Record extracts:
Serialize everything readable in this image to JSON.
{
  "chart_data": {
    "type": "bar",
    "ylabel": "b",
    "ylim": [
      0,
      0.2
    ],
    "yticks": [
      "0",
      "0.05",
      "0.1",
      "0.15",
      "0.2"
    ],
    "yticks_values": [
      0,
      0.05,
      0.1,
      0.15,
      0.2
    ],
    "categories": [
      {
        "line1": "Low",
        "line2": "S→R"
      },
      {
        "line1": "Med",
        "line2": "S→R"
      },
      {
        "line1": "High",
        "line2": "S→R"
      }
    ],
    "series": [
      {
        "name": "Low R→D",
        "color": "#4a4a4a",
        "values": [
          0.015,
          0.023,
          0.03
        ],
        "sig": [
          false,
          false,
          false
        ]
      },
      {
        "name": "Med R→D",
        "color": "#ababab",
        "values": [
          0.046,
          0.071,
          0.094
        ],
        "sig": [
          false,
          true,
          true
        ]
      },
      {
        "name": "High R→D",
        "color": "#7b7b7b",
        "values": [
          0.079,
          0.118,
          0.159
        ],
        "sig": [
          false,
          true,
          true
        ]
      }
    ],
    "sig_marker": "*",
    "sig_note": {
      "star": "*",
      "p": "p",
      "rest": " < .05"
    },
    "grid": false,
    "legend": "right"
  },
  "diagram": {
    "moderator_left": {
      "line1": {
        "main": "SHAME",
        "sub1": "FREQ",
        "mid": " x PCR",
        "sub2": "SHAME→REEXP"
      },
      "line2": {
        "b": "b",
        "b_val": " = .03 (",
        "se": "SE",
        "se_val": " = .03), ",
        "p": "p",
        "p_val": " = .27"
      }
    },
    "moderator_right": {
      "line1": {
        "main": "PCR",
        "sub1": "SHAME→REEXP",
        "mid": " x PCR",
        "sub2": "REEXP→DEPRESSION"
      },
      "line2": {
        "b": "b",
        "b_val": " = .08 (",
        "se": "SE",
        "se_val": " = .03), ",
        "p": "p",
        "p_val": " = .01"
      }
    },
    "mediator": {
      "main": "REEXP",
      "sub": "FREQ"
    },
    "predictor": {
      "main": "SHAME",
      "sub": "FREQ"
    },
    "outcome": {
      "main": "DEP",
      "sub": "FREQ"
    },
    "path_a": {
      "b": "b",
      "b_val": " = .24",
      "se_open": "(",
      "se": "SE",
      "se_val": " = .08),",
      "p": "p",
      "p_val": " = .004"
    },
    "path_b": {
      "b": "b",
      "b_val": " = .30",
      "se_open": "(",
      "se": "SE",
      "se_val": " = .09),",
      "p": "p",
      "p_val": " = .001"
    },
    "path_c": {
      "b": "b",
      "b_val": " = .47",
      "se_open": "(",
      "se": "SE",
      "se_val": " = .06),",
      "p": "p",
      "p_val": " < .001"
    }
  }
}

Exercise brief:
Extract all of the data exactly as written.

Completed task:
Serialize everything readable in this image to JSON.
{
  "chart_data": {
    "type": "bar",
    "ylabel": "b",
    "ylim": [
      0,
      0.2
    ],
    "yticks": [
      "0",
      "0.05",
      "0.1",
      "0.15",
      "0.2"
    ],
    "yticks_values": [
      0,
      0.05,
      0.1,
      0.15,
      0.2
    ],
    "categories": [
      {
        "line1": "Low",
        "line2": "S→R"
      },
      {
        "line1": "Med",
        "line2": "S→R"
      },
      {
        "line1": "High",
        "line2": "S→R"
      }
    ],
    "series": [
      {
        "name": "Low R→D",
        "color": "#4a4a4a",
        "values": [
          0.015,
          0.023,
          0.03
        ],
        "sig": [
          false,
          false,
          false
        ]
      },
      {
        "name": "Med R→D",
        "color": "#ababab",
        "values": [
          0.046,
          0.071,
          0.094
        ],
        "sig": [
          false,
          true,
          true
        ]
      },
      {
        "name": "High R→D",
        "color": "#7b7b7b",
        "values": [
          0.079,
          0.118,
          0.159
        ],
        "sig": [
          false,
          true,
          true
        ]
      }
    ],
    "sig_marker": "*",
    "sig_note": {
      "star": "*",
      "p": "p",
      "rest": " < .05"
    },
    "grid": false,
    "legend": "right"
  },
  "diagram": {
    "moderator_left": {
      "line1": {
        "main": "SHAME",
        "sub1": "FREQ",
        "mid": " x PCR",
        "sub2": "SHAME→REEXP"
      },
      "line2": {
        "b": "b",
        "b_val": " = .03 (",
        "se": "SE",
        "se_val": " = .03), ",
        "p": "p",
        "p_val": " = .27"
      }
    },
    "moderator_right": {
      "line1": {
        "main": "PCR",
        "sub1": "SHAME→REEXP",
        "mid": " x PCR",
        "sub2": "REEXP→DEPRESSION"
      },
      "line2": {
        "b": "b",
        "b_val": " = .08 (",
        "se": "SE",
        "se_val": " = .03), ",
        "p": "p",
        "p_val": " = .01"
      }
    },
    "mediator": {
      "main": "REEXP",
      "sub": "FREQ"
    },
    "predictor": {
      "main": "SHAME",
      "sub": "FREQ"
    },
    "outcome": {
      "main": "DEP",
      "sub": "FREQ"
    },
    "path_a": {
      "b": "b",
      "b_val": " = .24",
      "se_open": "(",
      "se": "SE",
      "se_val": " = .08),",
      "p": "p",
      "p_val": " = .004"
    },
    "path_b": {
      "b": "b",
      "b_val": " = .30",
      "se_open": "(",
      "se": "SE",
      "se_val": " = .09),",
      "p": "p",
      "p_val": " = .001"
    },
    "path_c": {
      "b": "b",
      "b_val": " = .47",
      "se_open": "(",
      "se": "SE",
      "se_val": " = .06),",
      "p": "p",
      "p_val": " < .001"
    }
  }
}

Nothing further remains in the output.